Publicado em O Estado de S. Paulo, 06/06/00
Negócios globais, regras globais
José Pastore
Rogério L. F. Werneck, em "Lições do debate sobre desigualdade nos países ricos" (Estadão, 12/05/00) desmascarou a falácia dos que pretendem atribuir aos países pobres o crescimento da desigualdade dos países ricos.
Os advogados dessa tese argumentam que o uso de trabalhadores que ganham menos nos países em desenvolvimento seria o responsável pelo desemprego dos trabalhadores menos qualificados dos Estados Unidos e Europa, baixando a renda dos grupos mais pobres e aumentando a desigualdade. A utilização da mão-de-obra infantil seria uma das principais causadoras desse problema, o que os leva a propor a aplicação imediata de sanções comerciais contra os países que se desviam os padrões mínimos de trabalho.
É evidente que o trabalho infantil deve ser combatido. Nenhum governante de bom senso defende a manutenção das crianças no trabalho e fora da escola. Mas, é claro, que esse combate só dá certo quando há escolas disponíveis e quando as famílias podem dispensar a renda gerada pelas crianças.
O assunto de cláusula social, vira e mexe, volta à agenda de empresários, governantes e ONGs dos países mais avançados. Nas reuniões do GATT, em Marrakesh (1994) e, depois, OMC, em Cingapura (1996) o assunto foi tema central das agendas. No ano passado, em Seattle, o Presidente Bill Clinton voltou à carga. Nos últimos cinco anos, os empresários convenceram os sindicalistas que a imposição da cláusula social nos tratados de comércio internacional é uma questão de vida ou morte para as empresas e para os empregos do Primeiro Mundo. Na OIT, o tema é objeto de estudos de uma comissão tripartite com forte pressão dos ricos.

━━━━━━━━

◆ TAREFAS A FAZER:
A: Conte quantas linhas da listagem abaixo contêm a palavra "slide". Responda apenas com o número.
B: Escreva a continuação do artigo sobre cláusula social e comércio internacional, começando logo após a última frase apresentada acima.

━━━━━━━━

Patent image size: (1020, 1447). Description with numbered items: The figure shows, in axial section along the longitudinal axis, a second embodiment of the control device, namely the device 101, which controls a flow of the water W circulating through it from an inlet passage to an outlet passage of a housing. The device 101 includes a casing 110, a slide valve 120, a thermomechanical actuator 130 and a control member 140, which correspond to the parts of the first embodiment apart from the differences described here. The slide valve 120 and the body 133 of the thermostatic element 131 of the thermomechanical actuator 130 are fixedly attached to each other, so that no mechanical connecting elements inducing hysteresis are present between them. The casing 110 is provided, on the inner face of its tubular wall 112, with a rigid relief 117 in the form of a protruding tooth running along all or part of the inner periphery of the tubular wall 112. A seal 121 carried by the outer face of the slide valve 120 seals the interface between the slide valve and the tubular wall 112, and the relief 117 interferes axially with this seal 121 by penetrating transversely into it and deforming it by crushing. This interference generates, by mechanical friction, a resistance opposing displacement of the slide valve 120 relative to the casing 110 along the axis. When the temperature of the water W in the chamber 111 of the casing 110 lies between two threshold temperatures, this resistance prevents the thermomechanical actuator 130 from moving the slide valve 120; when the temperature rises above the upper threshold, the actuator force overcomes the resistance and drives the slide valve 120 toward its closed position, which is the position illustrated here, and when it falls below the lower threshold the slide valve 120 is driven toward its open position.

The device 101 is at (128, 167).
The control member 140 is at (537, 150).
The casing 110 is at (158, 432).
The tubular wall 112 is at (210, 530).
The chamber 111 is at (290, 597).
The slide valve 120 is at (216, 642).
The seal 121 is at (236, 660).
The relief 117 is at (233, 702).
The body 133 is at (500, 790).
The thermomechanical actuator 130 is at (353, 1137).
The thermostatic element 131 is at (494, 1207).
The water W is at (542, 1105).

━━━━━━━━

◆ RESPOSTAS DAS TAREFAS:
A: 2

B:
Tive a oportunidade de participar, na semana passada, do Congresso Mundial de Relações do Trabalho que se realizou em Tóquio, com mais de mil especialistas, onde apresentei os resultados dos programas brasileiros que combatem o trabalho infantil.
No mundo acadêmico é bem mais fácil entender que a remoção de um problema social requer a remoção de suas causas. No mundo dos negócios, porém, o quadro é outro. Muitos empresários do Primeiro Mundo vêem o trabalho infantil como uma ação deliberada de competir deslealmente. Do lado dos governos, é comum acusar os países pobres de negligentes. Entre as ONGs, enquadra-se o trabalho infantil dentro das violações dos direitos humanos e concordam com a aplicação de sanções comerciais aos países pobres.
Digamos que isso resolva. Mesmo assim, para se implantar controles universais nos tratados comerciais há, pelo menos, três questões a serem resolvidas: (1) Como impor regras internacionais a leis nacionais no campo do trabalho? (2) Quais os fundamentos técnicos para se adotar as regras dos países mais desenvolvidos como "standards" para os países menos desenvolvidos? (3) Qual é órgão que tem a reputação necessária para fazer uma intervenção internacional e garantir que capital e trabalham conviverão em um ambiente harmônico em todo o planeta?
Além disso, o crucial é garantir a obediência. Para tanto, essas regras teriam de ser definidas através de um desconhecido processo de discussão e participação de todos os países, respeitando-se os direitos das maiorias, das minorias e dos princípios das vantagens comparativas.
Se aprovar as regras é difícil, obedecê-las é um empreendimento colossal. Obediência depende de viabilidade. É fácil proibir o trabalho das crianças. Mas é difícil transferi-las do trabalho para a escola. Para os países demandantes, a simples remoção do trabalho é a solução desejada. Para os países demandados, a passagem de crianças do trabalho para o mundo da droga ou da prostituição é o começo de um problema maior.
O uso de proibições internacionais e tarifas punitivas pode sair pela culatra ao levarem as crianças a entrarem em atividades subterrâneas, enfraquecendo ainda mais a estrutura familiar e a base de sua sustentação.
Nos países ricos, a transferência das crianças dos ambientes de trabalho para a escola foi um processo gradual e precedido de fortes ondas de desenvolvimento econômico.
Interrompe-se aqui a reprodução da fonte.